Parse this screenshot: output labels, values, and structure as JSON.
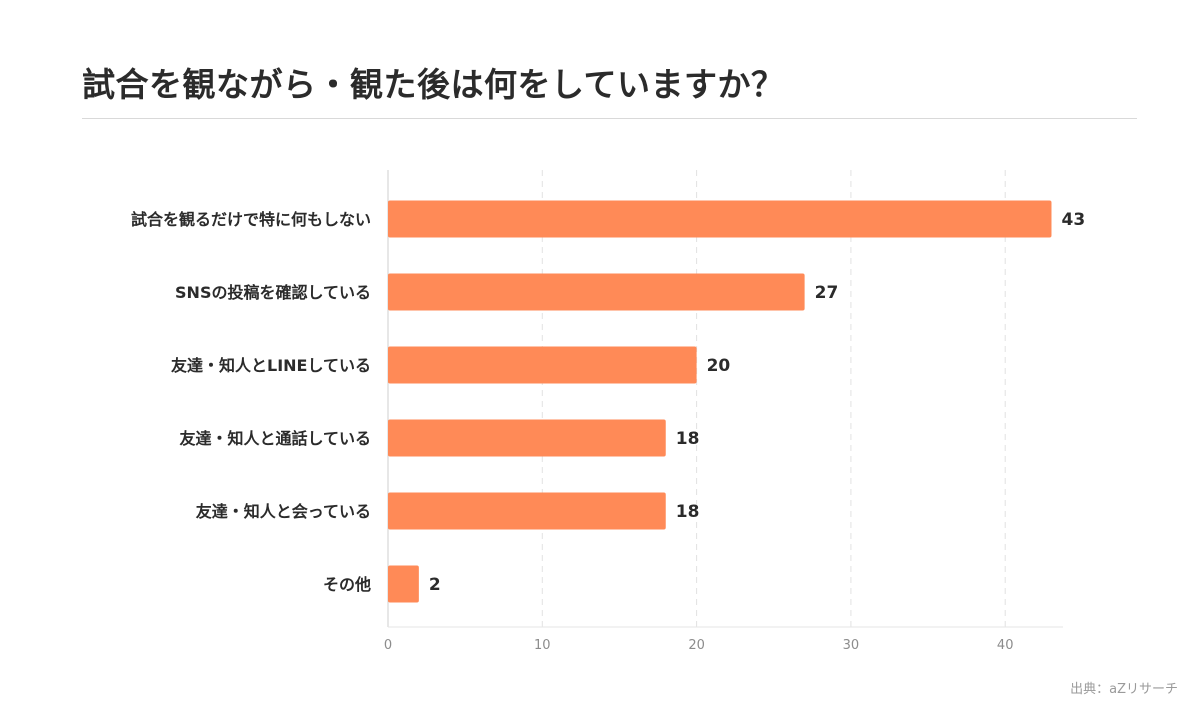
{
  "header": {
    "title": "試合を観ながら・観た後は何をしていますか？"
  },
  "footer": {
    "source": "出典：aZリサーチ"
  },
  "chart_data": {
    "type": "bar",
    "orientation": "horizontal",
    "categories": [
      "試合を観るだけで特に何もしない",
      "SNSの投稿を確認している",
      "友達・知人とLINEしている",
      "友達・知人と通話している",
      "友達・知人と会っている",
      "その他"
    ],
    "values": [
      43,
      27,
      20,
      18,
      18,
      2
    ],
    "xlim": [
      0,
      43.5
    ],
    "xticks": [
      0,
      10,
      20,
      30,
      40
    ],
    "grid": true,
    "bar_color": "#ff8a57"
  }
}
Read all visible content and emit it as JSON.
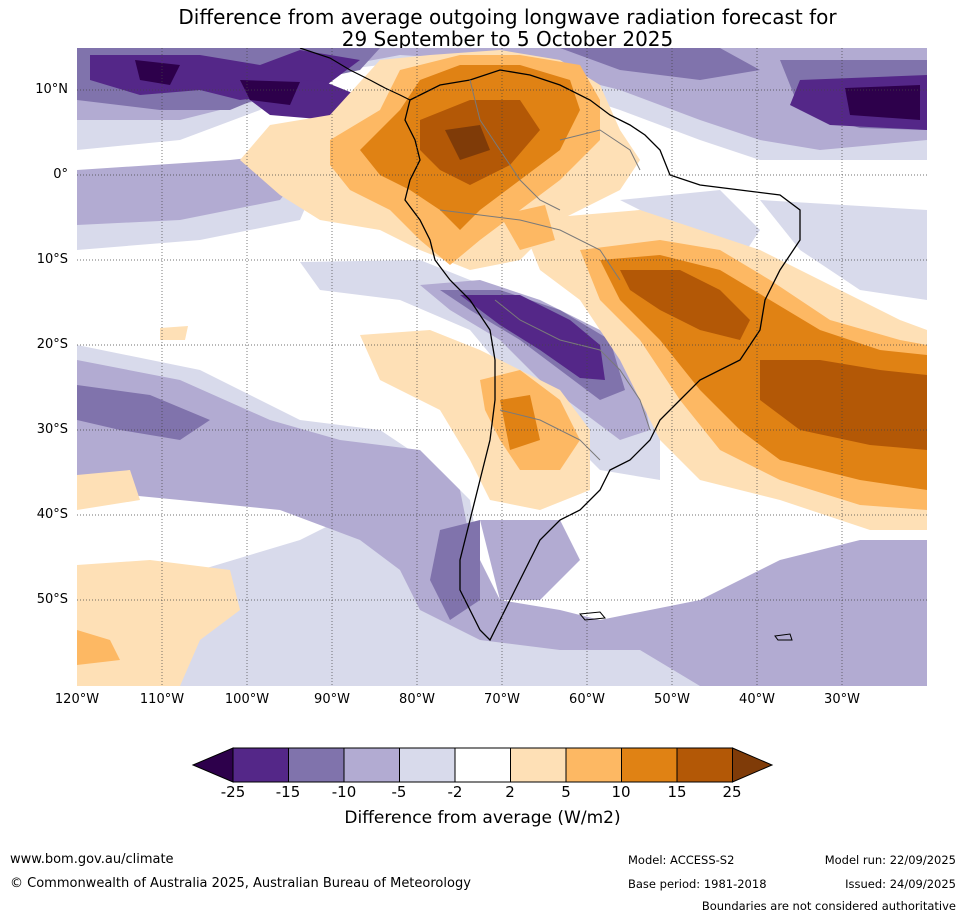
= = =
| CHALLENGE |
Repeat the records in full, exactly as they appear, without the pictures.

| RESULT |
Parse this screenshot: output labels, values, and structure as JSON.
{
  "header": {
    "title": "試合を観ながら・観た後は何をしていますか？"
  },
  "footer": {
    "source": "出典：aZリサーチ"
  },
  "chart_data": {
    "type": "bar",
    "orientation": "horizontal",
    "categories": [
      "試合を観るだけで特に何もしない",
      "SNSの投稿を確認している",
      "友達・知人とLINEしている",
      "友達・知人と通話している",
      "友達・知人と会っている",
      "その他"
    ],
    "values": [
      43,
      27,
      20,
      18,
      18,
      2
    ],
    "xlim": [
      0,
      43.5
    ],
    "xticks": [
      0,
      10,
      20,
      30,
      40
    ],
    "grid": true,
    "bar_color": "#ff8a57"
  }
}
Read all visible content and emit it as JSON.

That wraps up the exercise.